(Stored dataset items)

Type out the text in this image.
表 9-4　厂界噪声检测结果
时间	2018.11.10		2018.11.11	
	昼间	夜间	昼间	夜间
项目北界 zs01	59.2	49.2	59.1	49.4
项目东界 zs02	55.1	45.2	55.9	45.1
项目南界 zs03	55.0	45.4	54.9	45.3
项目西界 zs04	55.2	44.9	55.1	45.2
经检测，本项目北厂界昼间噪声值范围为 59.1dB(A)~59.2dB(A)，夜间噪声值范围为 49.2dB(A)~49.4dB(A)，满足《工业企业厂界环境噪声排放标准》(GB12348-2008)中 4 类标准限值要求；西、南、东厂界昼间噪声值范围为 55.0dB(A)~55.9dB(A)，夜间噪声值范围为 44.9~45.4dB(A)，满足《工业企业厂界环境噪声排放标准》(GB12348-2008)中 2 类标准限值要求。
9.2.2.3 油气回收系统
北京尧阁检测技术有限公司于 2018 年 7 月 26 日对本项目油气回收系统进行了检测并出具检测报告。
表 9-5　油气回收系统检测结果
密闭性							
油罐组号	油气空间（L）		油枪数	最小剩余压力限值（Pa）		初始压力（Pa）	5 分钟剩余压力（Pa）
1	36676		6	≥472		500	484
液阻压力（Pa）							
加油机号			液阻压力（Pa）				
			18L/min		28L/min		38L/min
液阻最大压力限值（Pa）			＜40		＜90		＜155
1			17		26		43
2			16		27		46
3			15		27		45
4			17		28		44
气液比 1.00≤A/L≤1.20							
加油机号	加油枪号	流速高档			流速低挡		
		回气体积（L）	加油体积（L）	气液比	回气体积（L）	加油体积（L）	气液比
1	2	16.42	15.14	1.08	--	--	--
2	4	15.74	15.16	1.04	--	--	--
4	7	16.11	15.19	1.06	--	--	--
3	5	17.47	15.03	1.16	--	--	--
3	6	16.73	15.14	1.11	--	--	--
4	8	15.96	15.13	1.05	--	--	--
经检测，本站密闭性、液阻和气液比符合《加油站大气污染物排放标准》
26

**JOB:** Copy the data above exactly. Every line must be included.

**SOLUTION TO THIS EXERCISE:**
Type out the text in this image.
表 9-4　厂界噪声检测结果
时间	2018.11.10		2018.11.11	
	昼间	夜间	昼间	夜间
项目北界 zs01	59.2	49.2	59.1	49.4
项目东界 zs02	55.1	45.2	55.9	45.1
项目南界 zs03	55.0	45.4	54.9	45.3
项目西界 zs04	55.2	44.9	55.1	45.2
经检测，本项目北厂界昼间噪声值范围为 59.1dB(A)~59.2dB(A)，夜间噪声值范围为 49.2dB(A)~49.4dB(A)，满足《工业企业厂界环境噪声排放标准》(GB12348-2008)中 4 类标准限值要求；西、南、东厂界昼间噪声值范围为 55.0dB(A)~55.9dB(A)，夜间噪声值范围为 44.9~45.4dB(A)，满足《工业企业厂界环境噪声排放标准》(GB12348-2008)中 2 类标准限值要求。
9.2.2.3 油气回收系统
北京尧阁检测技术有限公司于 2018 年 7 月 26 日对本项目油气回收系统进行了检测并出具检测报告。
表 9-5　油气回收系统检测结果
密闭性							
油罐组号	油气空间（L）		油枪数	最小剩余压力限值（Pa）		初始压力（Pa）	5 分钟剩余压力（Pa）
1	36676		6	≥472		500	484
液阻压力（Pa）							
加油机号			液阻压力（Pa）				
			18L/min		28L/min		38L/min
液阻最大压力限值（Pa）			＜40		＜90		＜155
1			17		26		43
2			16		27		46
3			15		27		45
4			17		28		44
气液比 1.00≤A/L≤1.20							
加油机号	加油枪号	流速高档			流速低挡		
		回气体积（L）	加油体积（L）	气液比	回气体积（L）	加油体积（L）	气液比
1	2	16.42	15.14	1.08	--	--	--
2	4	15.74	15.16	1.04	--	--	--
4	7	16.11	15.19	1.06	--	--	--
3	5	17.47	15.03	1.16	--	--	--
3	6	16.73	15.14	1.11	--	--	--
4	8	15.96	15.13	1.05	--	--	--
经检测，本站密闭性、液阻和气液比符合《加油站大气污染物排放标准》
26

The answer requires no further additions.